### Instructions to follow
The expected output is every entry below, exact in every character.

### Data for analysis
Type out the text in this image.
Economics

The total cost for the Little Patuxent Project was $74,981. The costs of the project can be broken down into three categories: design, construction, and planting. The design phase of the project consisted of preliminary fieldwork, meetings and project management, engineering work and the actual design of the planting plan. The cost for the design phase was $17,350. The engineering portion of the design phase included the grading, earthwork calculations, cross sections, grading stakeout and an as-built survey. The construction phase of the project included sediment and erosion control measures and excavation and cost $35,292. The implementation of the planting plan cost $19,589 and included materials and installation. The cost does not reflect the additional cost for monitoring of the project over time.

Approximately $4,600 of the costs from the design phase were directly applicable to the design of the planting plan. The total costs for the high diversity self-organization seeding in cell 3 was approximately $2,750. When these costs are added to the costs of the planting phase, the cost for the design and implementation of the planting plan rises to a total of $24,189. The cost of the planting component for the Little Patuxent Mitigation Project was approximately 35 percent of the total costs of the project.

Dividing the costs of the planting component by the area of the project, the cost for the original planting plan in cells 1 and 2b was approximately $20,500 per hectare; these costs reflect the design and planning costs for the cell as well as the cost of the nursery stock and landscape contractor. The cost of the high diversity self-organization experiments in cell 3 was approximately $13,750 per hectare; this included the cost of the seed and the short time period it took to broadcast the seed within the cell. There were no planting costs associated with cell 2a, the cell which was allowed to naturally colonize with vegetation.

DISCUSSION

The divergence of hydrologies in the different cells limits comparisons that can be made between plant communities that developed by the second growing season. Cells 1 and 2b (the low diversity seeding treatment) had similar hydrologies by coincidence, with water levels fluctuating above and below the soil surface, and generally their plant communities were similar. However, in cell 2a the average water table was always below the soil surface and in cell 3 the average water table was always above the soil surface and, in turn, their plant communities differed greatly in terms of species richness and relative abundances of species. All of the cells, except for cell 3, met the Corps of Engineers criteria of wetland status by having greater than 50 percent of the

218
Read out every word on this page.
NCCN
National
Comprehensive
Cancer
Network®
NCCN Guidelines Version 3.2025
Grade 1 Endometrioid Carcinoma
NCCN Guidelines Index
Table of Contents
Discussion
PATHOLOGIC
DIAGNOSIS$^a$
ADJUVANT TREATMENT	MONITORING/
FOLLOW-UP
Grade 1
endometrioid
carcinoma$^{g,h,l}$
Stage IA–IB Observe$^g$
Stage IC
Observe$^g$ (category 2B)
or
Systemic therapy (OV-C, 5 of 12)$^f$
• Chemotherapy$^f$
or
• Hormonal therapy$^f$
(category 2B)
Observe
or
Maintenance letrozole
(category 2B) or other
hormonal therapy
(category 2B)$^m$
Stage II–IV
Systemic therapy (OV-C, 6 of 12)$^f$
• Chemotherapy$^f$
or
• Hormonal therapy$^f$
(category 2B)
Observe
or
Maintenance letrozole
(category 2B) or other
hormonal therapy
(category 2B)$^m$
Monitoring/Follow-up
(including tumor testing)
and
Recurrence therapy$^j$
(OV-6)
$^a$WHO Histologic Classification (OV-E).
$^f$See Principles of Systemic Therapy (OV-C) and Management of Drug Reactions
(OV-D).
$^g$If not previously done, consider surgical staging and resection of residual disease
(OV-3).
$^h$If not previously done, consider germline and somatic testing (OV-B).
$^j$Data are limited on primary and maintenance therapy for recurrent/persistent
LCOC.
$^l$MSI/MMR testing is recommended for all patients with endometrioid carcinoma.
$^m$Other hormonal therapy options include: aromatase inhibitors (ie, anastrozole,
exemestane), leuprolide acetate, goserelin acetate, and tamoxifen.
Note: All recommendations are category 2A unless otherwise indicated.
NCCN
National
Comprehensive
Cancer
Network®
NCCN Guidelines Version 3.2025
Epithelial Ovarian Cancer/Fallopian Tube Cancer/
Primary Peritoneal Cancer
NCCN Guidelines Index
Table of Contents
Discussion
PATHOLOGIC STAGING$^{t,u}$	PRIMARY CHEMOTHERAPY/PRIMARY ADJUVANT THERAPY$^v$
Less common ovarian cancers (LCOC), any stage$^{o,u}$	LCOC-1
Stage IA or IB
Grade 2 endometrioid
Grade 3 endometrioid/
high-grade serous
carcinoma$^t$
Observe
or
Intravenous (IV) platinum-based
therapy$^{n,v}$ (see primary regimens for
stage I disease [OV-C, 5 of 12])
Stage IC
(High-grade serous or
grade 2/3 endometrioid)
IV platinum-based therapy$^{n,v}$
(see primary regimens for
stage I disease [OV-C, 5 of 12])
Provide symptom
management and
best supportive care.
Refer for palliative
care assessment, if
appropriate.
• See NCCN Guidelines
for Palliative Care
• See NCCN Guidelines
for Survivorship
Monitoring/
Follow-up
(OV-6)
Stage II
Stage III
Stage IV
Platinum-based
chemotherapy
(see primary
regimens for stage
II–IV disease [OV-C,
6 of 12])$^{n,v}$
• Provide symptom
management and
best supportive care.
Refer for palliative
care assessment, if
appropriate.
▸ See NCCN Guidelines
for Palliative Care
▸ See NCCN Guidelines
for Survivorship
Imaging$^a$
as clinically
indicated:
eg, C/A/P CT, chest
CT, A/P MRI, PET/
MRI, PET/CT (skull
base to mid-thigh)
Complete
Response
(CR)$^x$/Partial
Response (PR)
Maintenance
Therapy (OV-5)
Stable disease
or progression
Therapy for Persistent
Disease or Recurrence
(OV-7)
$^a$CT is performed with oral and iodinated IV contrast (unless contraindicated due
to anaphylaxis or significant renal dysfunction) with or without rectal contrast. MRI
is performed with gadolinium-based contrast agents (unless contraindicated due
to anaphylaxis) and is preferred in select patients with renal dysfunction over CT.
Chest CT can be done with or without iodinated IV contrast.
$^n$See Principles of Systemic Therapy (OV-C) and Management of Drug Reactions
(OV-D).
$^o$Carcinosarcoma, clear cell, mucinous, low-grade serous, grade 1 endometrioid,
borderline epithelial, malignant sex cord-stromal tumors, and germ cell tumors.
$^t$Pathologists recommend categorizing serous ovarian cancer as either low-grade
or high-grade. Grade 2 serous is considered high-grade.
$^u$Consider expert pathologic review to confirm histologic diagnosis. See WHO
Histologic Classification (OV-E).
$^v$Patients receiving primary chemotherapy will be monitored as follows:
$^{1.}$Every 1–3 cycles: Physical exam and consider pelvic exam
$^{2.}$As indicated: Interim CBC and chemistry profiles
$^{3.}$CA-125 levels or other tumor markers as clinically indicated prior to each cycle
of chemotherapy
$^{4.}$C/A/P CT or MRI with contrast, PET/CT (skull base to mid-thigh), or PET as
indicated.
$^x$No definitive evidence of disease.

### Result of the exercise
Type out the text in this image.
Economics

The total cost for the Little Patuxent Project was $74,981. The costs of the project can be broken down into three categories: design, construction, and planting. The design phase of the project consisted of preliminary fieldwork, meetings and project management, engineering work and the actual design of the planting plan. The cost for the design phase was $17,350. The engineering portion of the design phase included the grading, earthwork calculations, cross sections, grading stakeout and an as-built survey. The construction phase of the project included sediment and erosion control measures and excavation and cost $35,292. The implementation of the planting plan cost $19,589 and included materials and installation. The cost does not reflect the additional cost for monitoring of the project over time.

Approximately $4,600 of the costs from the design phase were directly applicable to the design of the planting plan. The total costs for the high diversity self-organization seeding in cell 3 was approximately $2,750. When these costs are added to the costs of the planting phase, the cost for the design and implementation of the planting plan rises to a total of $24,189. The cost of the planting component for the Little Patuxent Mitigation Project was approximately 35 percent of the total costs of the project.

Dividing the costs of the planting component by the area of the project, the cost for the original planting plan in cells 1 and 2b was approximately $20,500 per hectare; these costs reflect the design and planning costs for the cell as well as the cost of the nursery stock and landscape contractor. The cost of the high diversity self-organization experiments in cell 3 was approximately $13,750 per hectare; this included the cost of the seed and the short time period it took to broadcast the seed within the cell. There were no planting costs associated with cell 2a, the cell which was allowed to naturally colonize with vegetation.

DISCUSSION

The divergence of hydrologies in the different cells limits comparisons that can be made between plant communities that developed by the second growing season. Cells 1 and 2b (the low diversity seeding treatment) had similar hydrologies by coincidence, with water levels fluctuating above and below the soil surface, and generally their plant communities were similar. However, in cell 2a the average water table was always below the soil surface and in cell 3 the average water table was always above the soil surface and, in turn, their plant communities differed greatly in terms of species richness and relative abundances of species. All of the cells, except for cell 3, met the Corps of Engineers criteria of wetland status by having greater than 50 percent of the

218
Read out every word on this page.
NCCN
National
Comprehensive
Cancer
Network®
NCCN Guidelines Version 3.2025
Grade 1 Endometrioid Carcinoma
NCCN Guidelines Index
Table of Contents
Discussion
PATHOLOGIC
DIAGNOSIS$^a$
ADJUVANT TREATMENT	MONITORING/
FOLLOW-UP
Grade 1
endometrioid
carcinoma$^{g,h,l}$
Stage IA–IB Observe$^g$
Stage IC
Observe$^g$ (category 2B)
or
Systemic therapy (OV-C, 5 of 12)$^f$
• Chemotherapy$^f$
or
• Hormonal therapy$^f$
(category 2B)
Observe
or
Maintenance letrozole
(category 2B) or other
hormonal therapy
(category 2B)$^m$
Stage II–IV
Systemic therapy (OV-C, 6 of 12)$^f$
• Chemotherapy$^f$
or
• Hormonal therapy$^f$
(category 2B)
Observe
or
Maintenance letrozole
(category 2B) or other
hormonal therapy
(category 2B)$^m$
Monitoring/Follow-up
(including tumor testing)
and
Recurrence therapy$^j$
(OV-6)
$^a$WHO Histologic Classification (OV-E).
$^f$See Principles of Systemic Therapy (OV-C) and Management of Drug Reactions
(OV-D).
$^g$If not previously done, consider surgical staging and resection of residual disease
(OV-3).
$^h$If not previously done, consider germline and somatic testing (OV-B).
$^j$Data are limited on primary and maintenance therapy for recurrent/persistent
LCOC.
$^l$MSI/MMR testing is recommended for all patients with endometrioid carcinoma.
$^m$Other hormonal therapy options include: aromatase inhibitors (ie, anastrozole,
exemestane), leuprolide acetate, goserelin acetate, and tamoxifen.
Note: All recommendations are category 2A unless otherwise indicated.
NCCN
National
Comprehensive
Cancer
Network®
NCCN Guidelines Version 3.2025
Epithelial Ovarian Cancer/Fallopian Tube Cancer/
Primary Peritoneal Cancer
NCCN Guidelines Index
Table of Contents
Discussion
PATHOLOGIC STAGING$^{t,u}$	PRIMARY CHEMOTHERAPY/PRIMARY ADJUVANT THERAPY$^v$
Less common ovarian cancers (LCOC), any stage$^{o,u}$	LCOC-1
Stage IA or IB
Grade 2 endometrioid
Grade 3 endometrioid/
high-grade serous
carcinoma$^t$
Observe
or
Intravenous (IV) platinum-based
therapy$^{n,v}$ (see primary regimens for
stage I disease [OV-C, 5 of 12])
Stage IC
(High-grade serous or
grade 2/3 endometrioid)
IV platinum-based therapy$^{n,v}$
(see primary regimens for
stage I disease [OV-C, 5 of 12])
Provide symptom
management and
best supportive care.
Refer for palliative
care assessment, if
appropriate.
• See NCCN Guidelines
for Palliative Care
• See NCCN Guidelines
for Survivorship
Monitoring/
Follow-up
(OV-6)
Stage II
Stage III
Stage IV
Platinum-based
chemotherapy
(see primary
regimens for stage
II–IV disease [OV-C,
6 of 12])$^{n,v}$
• Provide symptom
management and
best supportive care.
Refer for palliative
care assessment, if
appropriate.
▸ See NCCN Guidelines
for Palliative Care
▸ See NCCN Guidelines
for Survivorship
Imaging$^a$
as clinically
indicated:
eg, C/A/P CT, chest
CT, A/P MRI, PET/
MRI, PET/CT (skull
base to mid-thigh)
Complete
Response
(CR)$^x$/Partial
Response (PR)
Maintenance
Therapy (OV-5)
Stable disease
or progression
Therapy for Persistent
Disease or Recurrence
(OV-7)
$^a$CT is performed with oral and iodinated IV contrast (unless contraindicated due
to anaphylaxis or significant renal dysfunction) with or without rectal contrast. MRI
is performed with gadolinium-based contrast agents (unless contraindicated due
to anaphylaxis) and is preferred in select patients with renal dysfunction over CT.
Chest CT can be done with or without iodinated IV contrast.
$^n$See Principles of Systemic Therapy (OV-C) and Management of Drug Reactions
(OV-D).
$^o$Carcinosarcoma, clear cell, mucinous, low-grade serous, grade 1 endometrioid,
borderline epithelial, malignant sex cord-stromal tumors, and germ cell tumors.
$^t$Pathologists recommend categorizing serous ovarian cancer as either low-grade
or high-grade. Grade 2 serous is considered high-grade.
$^u$Consider expert pathologic review to confirm histologic diagnosis. See WHO
Histologic Classification (OV-E).
$^v$Patients receiving primary chemotherapy will be monitored as follows:
$^{1.}$Every 1–3 cycles: Physical exam and consider pelvic exam
$^{2.}$As indicated: Interim CBC and chemistry profiles
$^{3.}$CA-125 levels or other tumor markers as clinically indicated prior to each cycle
of chemotherapy
$^{4.}$C/A/P CT or MRI with contrast, PET/CT (skull base to mid-thigh), or PET as
indicated.
$^x$No definitive evidence of disease.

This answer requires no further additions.